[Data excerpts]
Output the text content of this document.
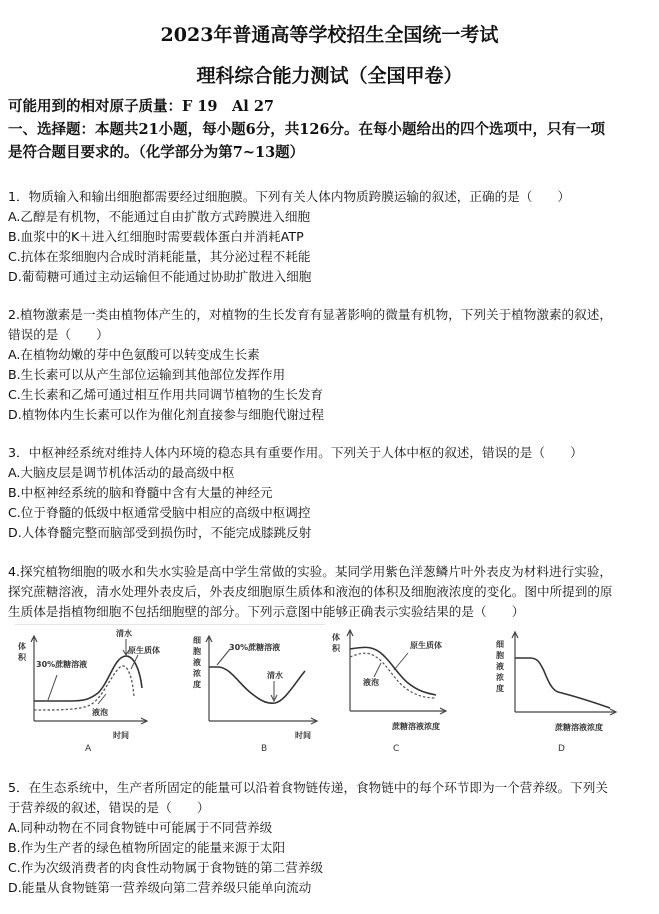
2023年普通高等学校招生全国统一考试
理科综合能力测试（全国甲卷）
可能用到的相对原子质量：F 19　Al 27
一、选择题：本题共21小题，每小题6分，共126分。在每小题给出的四个选项中，只有一项
是符合题目要求的。（化学部分为第7~13题）
1．物质输入和输出细胞都需要经过细胞膜。下列有关人体内物质跨膜运输的叙述，正确的是（　　）
A.乙醇是有机物，不能通过自由扩散方式跨膜进入细胞
B.血浆中的K＋进入红细胞时需要载体蛋白并消耗ATP
C.抗体在浆细胞内合成时消耗能量，其分泌过程不耗能
D.葡萄糖可通过主动运输但不能通过协助扩散进入细胞
2.植物激素是一类由植物体产生的，对植物的生长发育有显著影响的微量有机物，下列关于植物激素的叙述，
错误的是（　　）
A.在植物幼嫩的芽中色氨酸可以转变成生长素
B.生长素可以从产生部位运输到其他部位发挥作用
C.生长素和乙烯可通过相互作用共同调节植物的生长发育
D.植物体内生长素可以作为催化剂直接参与细胞代谢过程
3．中枢神经系统对维持人体内环境的稳态具有重要作用。下列关于人体中枢的叙述，错误的是（　　）
A.大脑皮层是调节机体活动的最高级中枢
B.中枢神经系统的脑和脊髓中含有大量的神经元
C.位于脊髓的低级中枢通常受脑中相应的高级中枢调控
D.人体脊髓完整而脑部受到损伤时，不能完成膝跳反射
4.探究植物细胞的吸水和失水实验是高中学生常做的实验。某同学用紫色洋葱鳞片叶外表皮为材料进行实验，
探究蔗糖溶液，清水处理外表皮后，外表皮细胞原生质体和液泡的体积及细胞液浓度的变化。图中所提到的原
生质体是指植物细胞不包括细胞壁的部分。下列示意图中能够正确表示实验结果的是（　　）
体积
30%蔗糖溶液
清水
原生质体
液泡
时间
A
细胞液浓度
30%蔗糖溶液
清水
时间
B
体积	原生质体
液泡
蔗糖溶液浓度
C
细胞液浓度
蔗糖溶液浓度
D
5．在生态系统中，生产者所固定的能量可以沿着食物链传递，食物链中的每个环节即为一个营养级。下列关
于营养级的叙述，错误的是（　　）
A.同种动物在不同食物链中可能属于不同营养级
B.作为生产者的绿色植物所固定的能量来源于太阳
C.作为次级消费者的肉食性动物属于食物链的第二营养级
D.能量从食物链第一营养级向第二营养级只能单向流动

Given request :: Search the lines above for the string "错误的是", then show every one that has it.

Expected output ::
错误的是（　　）
3．中枢神经系统对维持人体内环境的稳态具有重要作用。下列关于人体中枢的叙述，错误的是（　　）
于营养级的叙述，错误的是（　　）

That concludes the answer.